**MATERIAL PROVIDED**
★ ★ ★

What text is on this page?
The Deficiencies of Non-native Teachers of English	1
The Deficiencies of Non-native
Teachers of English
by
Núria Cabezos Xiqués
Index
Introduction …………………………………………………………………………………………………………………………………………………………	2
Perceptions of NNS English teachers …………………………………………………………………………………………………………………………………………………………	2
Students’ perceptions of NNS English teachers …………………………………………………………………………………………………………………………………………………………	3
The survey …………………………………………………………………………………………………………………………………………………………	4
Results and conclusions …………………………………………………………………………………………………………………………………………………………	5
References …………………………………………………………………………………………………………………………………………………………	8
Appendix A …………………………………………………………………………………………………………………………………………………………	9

★ ★ ★

**EXERCISE DIRECTIONS**
Write down only how many lines in the listing contain the word "Deficiencies".

**RESULT BELOW**
2